===== Extrait choisi
Cavalier noir est le roman d’une traversée, d’une échappée belle, laissant ou redonnant à la langue ce que Lautréamont ou encore Breton lui offrirent, la soie et l’épée, l’épopée musicale. Philippe Bordas est un écrivain qui possède un sens aigu du tempo, de la musique qui s’élève de ses phrases, il écrit à l’oreille. Il sait que pour bien écrire, il faut non seulement savoir écouter ce que l’on écrit, mais aussi savoir choisir avec une grande finesse les mots qui vont surgir sur la page. L’aventure de la langue est aussi celle de l’art roman, et la réussite de Cavalier noir est éblouissante. 


Philippe Chauché 

(1) Forcenés, Fayard, réédité par Gallimard/Folio 

(2) Philippe Bordas a présenté en 2019 ses photographies de cavaliers Mossis faites au Burkina Fasso entre 2011 et 2014, elles ont la même exigence et la force que son travail romanesque.
==========
- _Tâches_:
1. Traduisez en anglais cette phrase de l’extrait : « Philippe Bordas est un écrivain qui possède un sens aigu du tempo, de la musique qui s’élève de ses phrases, il écrit à l’oreille. »
2. D’après l’extrait, les affirmations suivantes sont-elles exactes ? Répondez par oui ou non en citant les mots décisifs. (a) Philippe Bordas a présenté en 2019 des photographies de cavaliers Mossis. (b) La réussite de Cavalier noir est jugée décevante. (c) Forcenés a été réédité par Gallimard/Folio.
3. Recopiez mot pour mot le passage de l’extrait qui commence par les mots « (2) Philippe Bordas » et se termine par « son travail romanesque. ».
Appuyez-vous uniquement sur l’extrait.
===== Données affichées
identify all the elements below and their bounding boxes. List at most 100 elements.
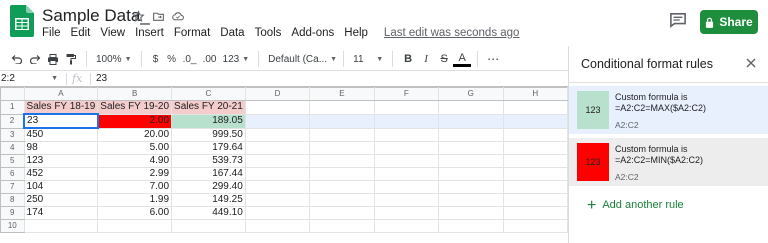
cell-b4[interactable]: 5.00 xyxy=(97,141,173,155)
cell[interactable] xyxy=(244,193,311,207)
cell[interactable] xyxy=(309,193,375,207)
cell-c8[interactable]: 149.25 xyxy=(171,193,246,207)
row-header[interactable]: 6 xyxy=(0,167,25,181)
cell-c1[interactable]: Sales FY 20-21 xyxy=(171,100,246,115)
cell-b1[interactable]: Sales FY 19-20 xyxy=(97,100,173,115)
cell-a4[interactable]: 98 xyxy=(23,141,99,155)
cell-a7[interactable]: 104 xyxy=(23,180,99,194)
cell[interactable] xyxy=(438,154,504,168)
menu-format[interactable]: Format xyxy=(174,27,210,39)
cell-c3[interactable]: 999.50 xyxy=(171,127,246,142)
sheets-logo-icon[interactable] xyxy=(10,5,34,37)
cell[interactable] xyxy=(502,167,568,181)
cell-a10[interactable] xyxy=(23,219,99,233)
cell-a3[interactable]: 450 xyxy=(23,127,99,142)
cell[interactable] xyxy=(244,167,311,181)
cell[interactable] xyxy=(373,100,440,115)
cell[interactable] xyxy=(244,180,311,194)
cell[interactable] xyxy=(438,113,504,129)
cell[interactable] xyxy=(309,127,375,142)
comment-history-icon[interactable] xyxy=(669,12,687,28)
cell-c2[interactable]: 189.05 xyxy=(171,113,246,129)
cell-b10[interactable] xyxy=(97,219,173,233)
cell[interactable] xyxy=(373,219,440,233)
cell[interactable] xyxy=(502,113,568,129)
cell[interactable] xyxy=(244,113,311,129)
text-color-button[interactable]: A xyxy=(453,51,472,67)
cell-b5[interactable]: 4.90 xyxy=(97,154,173,168)
print-icon[interactable] xyxy=(44,49,62,69)
cell[interactable] xyxy=(373,180,440,194)
row-header[interactable]: 3 xyxy=(0,127,25,142)
menu-data[interactable]: Data xyxy=(220,27,244,39)
row-header[interactable]: 5 xyxy=(0,154,25,168)
share-button[interactable]: Share xyxy=(700,10,758,34)
cell[interactable] xyxy=(244,141,311,155)
column-header[interactable]: B xyxy=(97,87,173,101)
column-header[interactable]: E xyxy=(309,87,375,101)
close-icon[interactable] xyxy=(746,58,756,68)
more-formats-select[interactable]: 123 ▼ xyxy=(220,49,253,69)
cell[interactable] xyxy=(438,206,504,220)
cell[interactable] xyxy=(438,100,504,115)
cell[interactable] xyxy=(373,167,440,181)
menu-edit[interactable]: Edit xyxy=(71,27,91,39)
cell-a6[interactable]: 452 xyxy=(23,167,99,181)
cell-a9[interactable]: 174 xyxy=(23,206,99,220)
cell-c6[interactable]: 167.44 xyxy=(171,167,246,181)
cell-c9[interactable]: 449.10 xyxy=(171,206,246,220)
cell[interactable] xyxy=(244,154,311,168)
paint-format-icon[interactable] xyxy=(62,49,80,69)
cell[interactable] xyxy=(502,219,568,233)
menu-addons[interactable]: Add-ons xyxy=(291,27,334,39)
cell[interactable] xyxy=(244,219,311,233)
cell-a5[interactable]: 123 xyxy=(23,154,99,168)
column-header[interactable]: D xyxy=(244,87,311,101)
cell-b3[interactable]: 20.00 xyxy=(97,127,173,142)
move-folder-icon[interactable] xyxy=(151,9,165,23)
cell[interactable] xyxy=(373,113,440,129)
undo-icon[interactable] xyxy=(8,49,26,69)
cell[interactable] xyxy=(502,127,568,142)
cell[interactable] xyxy=(373,193,440,207)
row-header[interactable]: 10 xyxy=(0,219,25,233)
cell[interactable] xyxy=(309,100,375,115)
row-header[interactable]: 9 xyxy=(0,206,25,220)
row-header[interactable]: 4 xyxy=(0,141,25,155)
cell[interactable] xyxy=(309,206,375,220)
cell[interactable] xyxy=(309,141,375,155)
cell[interactable] xyxy=(373,141,440,155)
font-size-select[interactable]: 11 ▼ xyxy=(350,49,386,69)
column-header[interactable]: F xyxy=(373,87,440,101)
formula-input[interactable]: 23 xyxy=(96,71,107,86)
cell-b7[interactable]: 7.00 xyxy=(97,180,173,194)
menu-insert[interactable]: Insert xyxy=(135,27,164,39)
bold-button[interactable]: B xyxy=(399,49,417,69)
menu-file[interactable]: File xyxy=(42,27,61,39)
menu-tools[interactable]: Tools xyxy=(255,27,282,39)
cell[interactable] xyxy=(373,127,440,142)
cloud-status-icon[interactable] xyxy=(171,9,185,23)
decrease-decimal-button[interactable]: .0_ xyxy=(180,49,200,69)
row-header[interactable]: 1 xyxy=(0,100,25,115)
cell-b6[interactable]: 2.99 xyxy=(97,167,173,181)
cell-c5[interactable]: 539.73 xyxy=(171,154,246,168)
cell[interactable] xyxy=(244,127,311,142)
cell-c7[interactable]: 299.40 xyxy=(171,180,246,194)
cell[interactable] xyxy=(309,167,375,181)
cell[interactable] xyxy=(373,154,440,168)
cell-a1[interactable]: Sales FY 18-19 xyxy=(23,100,99,115)
add-rule-button[interactable]: + Add another rule xyxy=(587,197,684,213)
cell-b9[interactable]: 6.00 xyxy=(97,206,173,220)
menu-view[interactable]: View xyxy=(100,27,125,39)
row-header[interactable]: 7 xyxy=(0,180,25,194)
cell-c10[interactable] xyxy=(171,219,246,233)
column-header[interactable]: G xyxy=(438,87,504,101)
column-header[interactable]: A xyxy=(23,87,99,101)
percent-format-button[interactable]: % xyxy=(164,49,180,69)
increase-decimal-button[interactable]: .00 xyxy=(200,49,220,69)
cell[interactable] xyxy=(309,154,375,168)
cell[interactable] xyxy=(502,100,568,115)
italic-button[interactable]: I xyxy=(417,49,435,69)
row-header[interactable]: 8 xyxy=(0,193,25,207)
==========
- _Exercice corrigé_:
1. Philippe Bordas is a writer with a keen sense of tempo, of the music that rises from his sentences; he writes by ear.

2.
(a) Oui : « Philippe Bordas a présenté en 2019 ses photographies de cavaliers Mossis ».
(b) Non : « la réussite de Cavalier noir est éblouissante ».
(c) Oui : « Forcenés, Fayard, réédité par Gallimard/Folio ».

3.
(2) Philippe Bordas a présenté en 2019 ses photographies de cavaliers Mossis faites au Burkina Fasso entre 2011 et 2014, elles ont la même exigence et la force que son travail romanesque.